## [TEXTO FUENTE]
^^^^^^^^^^^^^^^^

El esfuerzo para hacerse
grato a este Dios insondable, llevado a cabo con una indudable seriedad y
un vivo sentimiento de lo absoluto, conduce a Lutero a la paradójica
conclusión de que el hombre no puede jamás estimarse positivamente digno
de la gracia, y que su único mérito ante Dios consiste en reconocerse
radicalmente pecador, acusándose sin merced ante Dios y haciendo suyo su
veredicto condenatorio. A una tal acusación incondicionada de sí mismo,
Dios contesta con una no menos incondicionada absolución. Estos
pensamientos reciben en Lutero una influencia de apoyo por parte de la
mística germánica, aunque no asimila (por sus premisas críticas
occamistas) su fondo especulativo neoplatónico. El deseo de poner en
claro su "teología de la cruz" como una doctrina de absoluta penitencia
interior con respecto a la práctica penitencial de la Iglesia
(indulgencias) conduce a Lutero a la proclamación de las noventa y cinco
tesis (1517) y a la revolución religiosa.
La
espiritualidad de la Reforma refleja las exigencias complejas y a veces
antitéticas de la experiencia luterana. Por una parte la concepción
intimista de la penitencia, y en general de la vida religiosa, pone al
hombre directamente en relación con Dios, y al desvalorizar
intrínsecamente las obras meritorias, es natural que la Iglesia, como
dispensadora de la gracia, quede privada de motivación y sea abandonada;
por otra parte, la actitud crítica, antirracionalista y anatomista que
caracterizó a Lutero se contrapone al intelectualismo y a la confianza
en la persona que aportó el Humanismo.
Lutero en un retrato de Cranach el Viejo (1521)
La
Iglesia, como custodia de la revelación, como garantizadora sacramental
de la gracia, es indispensable en su espiritualidad, y Lutero la
reconstruye después haberla negado; pero la reconstruye como un puro
cuerpo espiritual, abandonando sus aspectos jurídicos y administrativos a
la autoridad de los príncipes alemanes, los cuales, en el pensamiento
de Lutero, administran la Iglesia, no en cuanto son el Estado, sino en
cuanto que ellos son también "miembros preeminentes" de la Iglesia,
investidos, por su posición, de especiales responsabilidades.
La
misma complejidad llena de antítesis se encuentra en toda la concepción
luterana de la vida. Si Lutero abandona el estado monástico (no
voluntariamente, a decir verdad, sino forzado por las circunstancias) y
si lo combate como la quintaesencia de las "obras meritorias", con una
polémica violenta hasta la injusticia, no por ello reivindica Lutero la
posibilidad de un gozoso vivir humano. Todo el mundo para Lutero yace en
el mal, y el pecado se insinúa en todas partes, desde la forma sutil de
la vanidad y del amor a sí mismo hasta en las expresiones de moralidad
más elevadas.

^^^^^^^^^^^^^^^^

## [SEGMENTO DE DATOS]
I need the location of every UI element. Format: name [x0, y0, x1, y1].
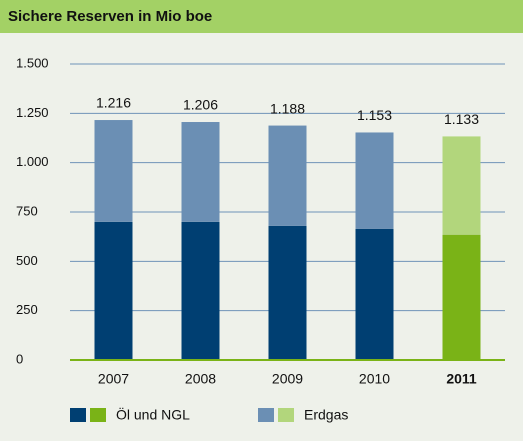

^^^^^^^^^^^^^^^^

## [OBJETIVOS]
**A)** Resume en dos oraciones el texto sobre Lutero.
**B)** Responde brevemente estas preguntas a partir del texto sobre Lutero:
(i) ¿En qué año proclamó Lutero las noventa y cinco tesis?
(ii) ¿Qué fondo de la mística germánica no asimila Lutero?
(iii) ¿A qué autoridad deja Lutero los aspectos jurídicos y administrativos de la Iglesia?
**C)** Cita literalmente el fragmento del texto sobre Lutero que empieza con las palabras que contienen "Lutero en un" y termina con "de especiales responsabilidades.".

## [RESULTADOS EN ORDEN]
**A)** Lutero concluye que el único mérito del hombre ante Dios es reconocerse radicalmente pecador, y su deseo de aclarar su "teología de la cruz" frente a la práctica penitencial de la Iglesia lo lleva a proclamar las noventa y cinco tesis en 1517. La espiritualidad de la Reforma refleja exigencias complejas y a veces antitéticas: Lutero reconstruye la Iglesia como un puro cuerpo espiritual, deja sus aspectos jurídicos y administrativos a los príncipes alemanes y, aunque combate el estado monástico, no reivindica un gozoso vivir humano, pues para él todo el mundo yace en el mal.

**B)**
(i) En 1517.
(ii) Su fondo especulativo neoplatónico.
(iii) A la autoridad de los príncipes alemanes.

**C)**
Lutero en un retrato de Cranach el Viejo (1521)
La
Iglesia, como custodia de la revelación, como garantizadora sacramental
de la gracia, es indispensable en su espiritualidad, y Lutero la
reconstruye después haberla negado; pero la reconstruye como un puro
cuerpo espiritual, abandonando sus aspectos jurídicos y administrativos a
la autoridad de los príncipes alemanes, los cuales, en el pensamiento
de Lutero, administran la Iglesia, no en cuanto son el Estado, sino en
cuanto que ellos son también "miembros preeminentes" de la Iglesia,
investidos, por su posición, de especiales responsabilidades.